Verbatim output of all the material below is required.

* START GIVEN DATA *

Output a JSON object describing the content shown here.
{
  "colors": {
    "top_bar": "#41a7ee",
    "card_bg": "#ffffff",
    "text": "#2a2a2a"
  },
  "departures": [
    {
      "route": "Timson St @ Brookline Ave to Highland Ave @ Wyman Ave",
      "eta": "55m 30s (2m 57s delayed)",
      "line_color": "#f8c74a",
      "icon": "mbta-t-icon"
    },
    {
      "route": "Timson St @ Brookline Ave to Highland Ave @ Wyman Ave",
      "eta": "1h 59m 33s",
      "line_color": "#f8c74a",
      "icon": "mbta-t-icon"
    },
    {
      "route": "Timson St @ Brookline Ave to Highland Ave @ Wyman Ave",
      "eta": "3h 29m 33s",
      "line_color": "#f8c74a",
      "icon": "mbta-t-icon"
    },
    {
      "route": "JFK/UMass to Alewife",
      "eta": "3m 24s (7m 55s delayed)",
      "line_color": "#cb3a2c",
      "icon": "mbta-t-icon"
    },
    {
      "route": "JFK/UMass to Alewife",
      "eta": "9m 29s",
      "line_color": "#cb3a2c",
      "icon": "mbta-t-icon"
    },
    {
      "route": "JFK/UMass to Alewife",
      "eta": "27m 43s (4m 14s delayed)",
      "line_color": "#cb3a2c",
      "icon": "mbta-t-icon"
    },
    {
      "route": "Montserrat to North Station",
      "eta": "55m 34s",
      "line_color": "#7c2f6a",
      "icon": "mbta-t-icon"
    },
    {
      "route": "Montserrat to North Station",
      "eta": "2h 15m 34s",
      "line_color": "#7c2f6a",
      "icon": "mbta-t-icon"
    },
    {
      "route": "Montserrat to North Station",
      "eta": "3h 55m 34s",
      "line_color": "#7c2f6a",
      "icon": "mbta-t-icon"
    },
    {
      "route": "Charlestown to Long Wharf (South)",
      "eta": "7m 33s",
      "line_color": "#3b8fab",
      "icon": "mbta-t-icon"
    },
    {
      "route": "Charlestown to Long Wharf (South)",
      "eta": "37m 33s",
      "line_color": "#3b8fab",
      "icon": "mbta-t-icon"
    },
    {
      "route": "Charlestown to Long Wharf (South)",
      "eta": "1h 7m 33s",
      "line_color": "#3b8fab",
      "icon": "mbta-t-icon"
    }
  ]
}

* END GIVEN DATA *

FINAL ANSWER:
Output a JSON object describing the content shown here.
{
  "colors": {
    "top_bar": "#41a7ee",
    "card_bg": "#ffffff",
    "text": "#2a2a2a"
  },
  "departures": [
    {
      "route": "Timson St @ Brookline Ave to Highland Ave @ Wyman Ave",
      "eta": "55m 30s (2m 57s delayed)",
      "line_color": "#f8c74a",
      "icon": "mbta-t-icon"
    },
    {
      "route": "Timson St @ Brookline Ave to Highland Ave @ Wyman Ave",
      "eta": "1h 59m 33s",
      "line_color": "#f8c74a",
      "icon": "mbta-t-icon"
    },
    {
      "route": "Timson St @ Brookline Ave to Highland Ave @ Wyman Ave",
      "eta": "3h 29m 33s",
      "line_color": "#f8c74a",
      "icon": "mbta-t-icon"
    },
    {
      "route": "JFK/UMass to Alewife",
      "eta": "3m 24s (7m 55s delayed)",
      "line_color": "#cb3a2c",
      "icon": "mbta-t-icon"
    },
    {
      "route": "JFK/UMass to Alewife",
      "eta": "9m 29s",
      "line_color": "#cb3a2c",
      "icon": "mbta-t-icon"
    },
    {
      "route": "JFK/UMass to Alewife",
      "eta": "27m 43s (4m 14s delayed)",
      "line_color": "#cb3a2c",
      "icon": "mbta-t-icon"
    },
    {
      "route": "Montserrat to North Station",
      "eta": "55m 34s",
      "line_color": "#7c2f6a",
      "icon": "mbta-t-icon"
    },
    {
      "route": "Montserrat to North Station",
      "eta": "2h 15m 34s",
      "line_color": "#7c2f6a",
      "icon": "mbta-t-icon"
    },
    {
      "route": "Montserrat to North Station",
      "eta": "3h 55m 34s",
      "line_color": "#7c2f6a",
      "icon": "mbta-t-icon"
    },
    {
      "route": "Charlestown to Long Wharf (South)",
      "eta": "7m 33s",
      "line_color": "#3b8fab",
      "icon": "mbta-t-icon"
    },
    {
      "route": "Charlestown to Long Wharf (South)",
      "eta": "37m 33s",
      "line_color": "#3b8fab",
      "icon": "mbta-t-icon"
    },
    {
      "route": "Charlestown to Long Wharf (South)",
      "eta": "1h 7m 33s",
      "line_color": "#3b8fab",
      "icon": "mbta-t-icon"
    }
  ]
}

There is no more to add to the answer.